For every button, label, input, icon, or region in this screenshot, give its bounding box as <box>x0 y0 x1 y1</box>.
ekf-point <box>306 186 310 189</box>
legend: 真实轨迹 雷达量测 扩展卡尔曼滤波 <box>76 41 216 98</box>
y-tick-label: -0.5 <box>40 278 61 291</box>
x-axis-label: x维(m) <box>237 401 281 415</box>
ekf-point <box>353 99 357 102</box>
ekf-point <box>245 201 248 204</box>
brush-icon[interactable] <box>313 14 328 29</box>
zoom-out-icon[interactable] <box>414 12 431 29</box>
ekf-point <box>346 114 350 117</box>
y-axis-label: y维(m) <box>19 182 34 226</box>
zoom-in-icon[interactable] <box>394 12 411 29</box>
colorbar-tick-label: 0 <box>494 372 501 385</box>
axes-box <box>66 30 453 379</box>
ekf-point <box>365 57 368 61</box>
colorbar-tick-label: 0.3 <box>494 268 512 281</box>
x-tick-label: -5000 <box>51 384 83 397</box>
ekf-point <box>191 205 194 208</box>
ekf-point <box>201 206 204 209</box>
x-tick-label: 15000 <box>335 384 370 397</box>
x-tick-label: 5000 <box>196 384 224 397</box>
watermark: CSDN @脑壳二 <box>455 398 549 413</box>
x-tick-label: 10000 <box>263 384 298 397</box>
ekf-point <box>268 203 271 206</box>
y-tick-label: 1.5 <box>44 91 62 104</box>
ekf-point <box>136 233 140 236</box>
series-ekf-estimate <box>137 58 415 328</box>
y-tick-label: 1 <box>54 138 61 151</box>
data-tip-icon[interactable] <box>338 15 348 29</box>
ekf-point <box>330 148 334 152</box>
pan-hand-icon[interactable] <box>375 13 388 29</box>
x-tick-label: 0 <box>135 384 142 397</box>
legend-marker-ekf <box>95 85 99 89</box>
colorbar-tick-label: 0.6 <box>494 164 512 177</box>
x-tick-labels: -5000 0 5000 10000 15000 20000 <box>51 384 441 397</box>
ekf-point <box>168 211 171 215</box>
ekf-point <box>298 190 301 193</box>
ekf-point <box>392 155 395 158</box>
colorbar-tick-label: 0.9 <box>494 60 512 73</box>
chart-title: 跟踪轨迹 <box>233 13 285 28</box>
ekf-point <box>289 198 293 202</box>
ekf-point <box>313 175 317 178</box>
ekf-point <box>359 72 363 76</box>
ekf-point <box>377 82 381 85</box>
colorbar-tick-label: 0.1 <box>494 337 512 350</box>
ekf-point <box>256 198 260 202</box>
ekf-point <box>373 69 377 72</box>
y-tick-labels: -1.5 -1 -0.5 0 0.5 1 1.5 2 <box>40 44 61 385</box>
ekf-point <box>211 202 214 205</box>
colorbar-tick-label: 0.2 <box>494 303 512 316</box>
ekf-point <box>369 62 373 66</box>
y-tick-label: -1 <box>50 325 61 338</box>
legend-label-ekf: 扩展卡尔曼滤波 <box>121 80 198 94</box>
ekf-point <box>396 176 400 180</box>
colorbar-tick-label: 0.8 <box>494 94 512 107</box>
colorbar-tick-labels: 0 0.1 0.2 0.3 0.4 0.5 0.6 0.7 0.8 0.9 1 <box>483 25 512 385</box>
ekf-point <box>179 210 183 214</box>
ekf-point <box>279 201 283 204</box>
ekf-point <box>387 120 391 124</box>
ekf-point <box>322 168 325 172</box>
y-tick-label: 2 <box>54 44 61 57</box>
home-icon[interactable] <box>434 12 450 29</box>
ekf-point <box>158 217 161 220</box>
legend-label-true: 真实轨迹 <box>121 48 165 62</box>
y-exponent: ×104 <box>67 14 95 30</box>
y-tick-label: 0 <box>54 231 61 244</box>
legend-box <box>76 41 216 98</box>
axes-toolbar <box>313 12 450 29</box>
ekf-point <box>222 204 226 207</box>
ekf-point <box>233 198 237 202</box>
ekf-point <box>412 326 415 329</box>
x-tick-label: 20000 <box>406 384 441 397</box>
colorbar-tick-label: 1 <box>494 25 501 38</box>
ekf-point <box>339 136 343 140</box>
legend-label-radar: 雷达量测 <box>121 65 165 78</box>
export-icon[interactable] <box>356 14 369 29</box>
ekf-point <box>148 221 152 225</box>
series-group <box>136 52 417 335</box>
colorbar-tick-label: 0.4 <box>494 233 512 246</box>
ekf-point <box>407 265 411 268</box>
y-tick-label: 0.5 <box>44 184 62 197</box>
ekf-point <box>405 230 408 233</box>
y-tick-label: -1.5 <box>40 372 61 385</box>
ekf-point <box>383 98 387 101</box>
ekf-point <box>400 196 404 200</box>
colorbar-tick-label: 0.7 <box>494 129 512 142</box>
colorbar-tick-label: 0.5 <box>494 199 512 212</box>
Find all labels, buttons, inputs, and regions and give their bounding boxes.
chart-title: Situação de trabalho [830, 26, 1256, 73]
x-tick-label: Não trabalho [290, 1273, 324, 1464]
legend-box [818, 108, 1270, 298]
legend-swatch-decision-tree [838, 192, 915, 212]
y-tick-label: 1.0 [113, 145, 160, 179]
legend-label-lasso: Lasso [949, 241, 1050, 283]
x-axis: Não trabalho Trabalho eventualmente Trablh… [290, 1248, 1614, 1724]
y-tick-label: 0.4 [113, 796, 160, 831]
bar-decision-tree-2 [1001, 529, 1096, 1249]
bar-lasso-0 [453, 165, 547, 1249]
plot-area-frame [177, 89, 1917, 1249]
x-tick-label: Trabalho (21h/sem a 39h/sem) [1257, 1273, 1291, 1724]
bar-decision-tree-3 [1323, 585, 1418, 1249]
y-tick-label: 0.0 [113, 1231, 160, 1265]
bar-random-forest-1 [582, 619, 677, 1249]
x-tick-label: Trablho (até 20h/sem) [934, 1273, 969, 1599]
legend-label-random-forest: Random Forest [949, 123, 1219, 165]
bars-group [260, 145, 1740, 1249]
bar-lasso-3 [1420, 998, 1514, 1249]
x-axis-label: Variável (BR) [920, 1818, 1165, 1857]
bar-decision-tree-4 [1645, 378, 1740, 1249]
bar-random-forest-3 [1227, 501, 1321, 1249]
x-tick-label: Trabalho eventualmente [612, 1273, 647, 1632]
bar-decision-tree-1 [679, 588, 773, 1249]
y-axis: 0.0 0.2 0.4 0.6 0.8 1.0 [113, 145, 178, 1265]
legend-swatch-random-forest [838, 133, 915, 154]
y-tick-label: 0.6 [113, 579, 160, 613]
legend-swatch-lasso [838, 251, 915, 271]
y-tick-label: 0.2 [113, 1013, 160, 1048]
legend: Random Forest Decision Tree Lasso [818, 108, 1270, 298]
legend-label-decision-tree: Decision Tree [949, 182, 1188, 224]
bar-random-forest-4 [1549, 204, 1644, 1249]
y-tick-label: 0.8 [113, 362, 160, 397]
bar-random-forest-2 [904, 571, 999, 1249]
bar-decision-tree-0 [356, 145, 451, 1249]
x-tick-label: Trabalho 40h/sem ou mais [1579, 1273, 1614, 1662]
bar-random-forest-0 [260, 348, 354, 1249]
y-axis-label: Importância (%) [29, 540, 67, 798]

================================

■ **What to do**
Return every line of the items above word for word, without changing anything.

■ **Response**
For every button, label, input, icon, or region in this screenshot, give its bounding box as <box>x0 y0 x1 y1</box>.
ekf-point <box>306 186 310 189</box>
legend: 真实轨迹 雷达量测 扩展卡尔曼滤波 <box>76 41 216 98</box>
y-tick-label: -0.5 <box>40 278 61 291</box>
x-axis-label: x维(m) <box>237 401 281 415</box>
ekf-point <box>353 99 357 102</box>
ekf-point <box>245 201 248 204</box>
brush-icon[interactable] <box>313 14 328 29</box>
zoom-out-icon[interactable] <box>414 12 431 29</box>
ekf-point <box>346 114 350 117</box>
y-axis-label: y维(m) <box>19 182 34 226</box>
zoom-in-icon[interactable] <box>394 12 411 29</box>
colorbar-tick-label: 0 <box>494 372 501 385</box>
axes-box <box>66 30 453 379</box>
ekf-point <box>365 57 368 61</box>
colorbar-tick-label: 0.3 <box>494 268 512 281</box>
x-tick-label: -5000 <box>51 384 83 397</box>
ekf-point <box>191 205 194 208</box>
ekf-point <box>201 206 204 209</box>
x-tick-label: 15000 <box>335 384 370 397</box>
x-tick-label: 5000 <box>196 384 224 397</box>
watermark: CSDN @脑壳二 <box>455 398 549 413</box>
x-tick-label: 10000 <box>263 384 298 397</box>
ekf-point <box>268 203 271 206</box>
y-tick-label: 1.5 <box>44 91 62 104</box>
ekf-point <box>136 233 140 236</box>
series-ekf-estimate <box>137 58 415 328</box>
y-tick-label: 1 <box>54 138 61 151</box>
data-tip-icon[interactable] <box>338 15 348 29</box>
ekf-point <box>330 148 334 152</box>
pan-hand-icon[interactable] <box>375 13 388 29</box>
x-tick-label: 0 <box>135 384 142 397</box>
legend-marker-ekf <box>95 85 99 89</box>
colorbar-tick-label: 0.6 <box>494 164 512 177</box>
x-tick-labels: -5000 0 5000 10000 15000 20000 <box>51 384 441 397</box>
ekf-point <box>168 211 171 215</box>
ekf-point <box>298 190 301 193</box>
ekf-point <box>392 155 395 158</box>
colorbar-tick-label: 0.9 <box>494 60 512 73</box>
chart-title: 跟踪轨迹 <box>233 13 285 28</box>
ekf-point <box>289 198 293 202</box>
ekf-point <box>313 175 317 178</box>
ekf-point <box>359 72 363 76</box>
ekf-point <box>377 82 381 85</box>
colorbar-tick-label: 0.1 <box>494 337 512 350</box>
ekf-point <box>256 198 260 202</box>
ekf-point <box>373 69 377 72</box>
y-tick-labels: -1.5 -1 -0.5 0 0.5 1 1.5 2 <box>40 44 61 385</box>
ekf-point <box>211 202 214 205</box>
colorbar-tick-label: 0.2 <box>494 303 512 316</box>
ekf-point <box>369 62 373 66</box>
y-tick-label: -1 <box>50 325 61 338</box>
legend-label-ekf: 扩展卡尔曼滤波 <box>121 80 198 94</box>
ekf-point <box>396 176 400 180</box>
colorbar-tick-label: 0.8 <box>494 94 512 107</box>
colorbar-tick-labels: 0 0.1 0.2 0.3 0.4 0.5 0.6 0.7 0.8 0.9 1 <box>483 25 512 385</box>
ekf-point <box>179 210 183 214</box>
ekf-point <box>279 201 283 204</box>
ekf-point <box>387 120 391 124</box>
ekf-point <box>322 168 325 172</box>
y-tick-label: 2 <box>54 44 61 57</box>
home-icon[interactable] <box>434 12 450 29</box>
ekf-point <box>158 217 161 220</box>
legend-label-true: 真实轨迹 <box>121 48 165 62</box>
y-exponent: ×104 <box>67 14 95 30</box>
y-tick-label: 0 <box>54 231 61 244</box>
legend-box <box>76 41 216 98</box>
axes-toolbar <box>313 12 450 29</box>
ekf-point <box>222 204 226 207</box>
ekf-point <box>233 198 237 202</box>
ekf-point <box>412 326 415 329</box>
x-tick-label: 20000 <box>406 384 441 397</box>
colorbar-tick-label: 1 <box>494 25 501 38</box>
ekf-point <box>339 136 343 140</box>
legend-label-radar: 雷达量测 <box>121 65 165 78</box>
export-icon[interactable] <box>356 14 369 29</box>
ekf-point <box>148 221 152 225</box>
series-group <box>136 52 417 335</box>
colorbar-tick-label: 0.4 <box>494 233 512 246</box>
ekf-point <box>407 265 411 268</box>
y-tick-label: 0.5 <box>44 184 62 197</box>
ekf-point <box>405 230 408 233</box>
y-tick-label: -1.5 <box>40 372 61 385</box>
ekf-point <box>383 98 387 101</box>
ekf-point <box>400 196 404 200</box>
colorbar-tick-label: 0.7 <box>494 129 512 142</box>
colorbar-tick-label: 0.5 <box>494 199 512 212</box>
Find all labels, buttons, inputs, and regions and give their bounding boxes.
chart-title: Situação de trabalho [830, 26, 1256, 73]
x-tick-label: Não trabalho [290, 1273, 324, 1464]
legend-box [818, 108, 1270, 298]
legend-swatch-decision-tree [838, 192, 915, 212]
y-tick-label: 1.0 [113, 145, 160, 179]
legend-label-lasso: Lasso [949, 241, 1050, 283]
x-axis: Não trabalho Trabalho eventualmente Trablh… [290, 1248, 1614, 1724]
y-tick-label: 0.4 [113, 796, 160, 831]
bar-decision-tree-2 [1001, 529, 1096, 1249]
bar-lasso-0 [453, 165, 547, 1249]
plot-area-frame [177, 89, 1917, 1249]
x-tick-label: Trabalho (21h/sem a 39h/sem) [1257, 1273, 1291, 1724]
bar-decision-tree-3 [1323, 585, 1418, 1249]
y-tick-label: 0.0 [113, 1231, 160, 1265]
bar-random-forest-1 [582, 619, 677, 1249]
x-tick-label: Trablho (até 20h/sem) [934, 1273, 969, 1599]
legend-label-random-forest: Random Forest [949, 123, 1219, 165]
bars-group [260, 145, 1740, 1249]
bar-lasso-3 [1420, 998, 1514, 1249]
x-axis-label: Variável (BR) [920, 1818, 1165, 1857]
bar-decision-tree-4 [1645, 378, 1740, 1249]
bar-random-forest-3 [1227, 501, 1321, 1249]
x-tick-label: Trabalho eventualmente [612, 1273, 647, 1632]
bar-decision-tree-1 [679, 588, 773, 1249]
y-axis: 0.0 0.2 0.4 0.6 0.8 1.0 [113, 145, 178, 1265]
legend-swatch-random-forest [838, 133, 915, 154]
y-tick-label: 0.6 [113, 579, 160, 613]
legend-swatch-lasso [838, 251, 915, 271]
y-tick-label: 0.2 [113, 1013, 160, 1048]
legend: Random Forest Decision Tree Lasso [818, 108, 1270, 298]
legend-label-decision-tree: Decision Tree [949, 182, 1188, 224]
bar-random-forest-4 [1549, 204, 1644, 1249]
y-tick-label: 0.8 [113, 362, 160, 397]
bar-random-forest-2 [904, 571, 999, 1249]
bar-decision-tree-0 [356, 145, 451, 1249]
x-tick-label: Trabalho 40h/sem ou mais [1579, 1273, 1614, 1662]
bar-random-forest-0 [260, 348, 354, 1249]
y-axis-label: Importância (%) [29, 540, 67, 798]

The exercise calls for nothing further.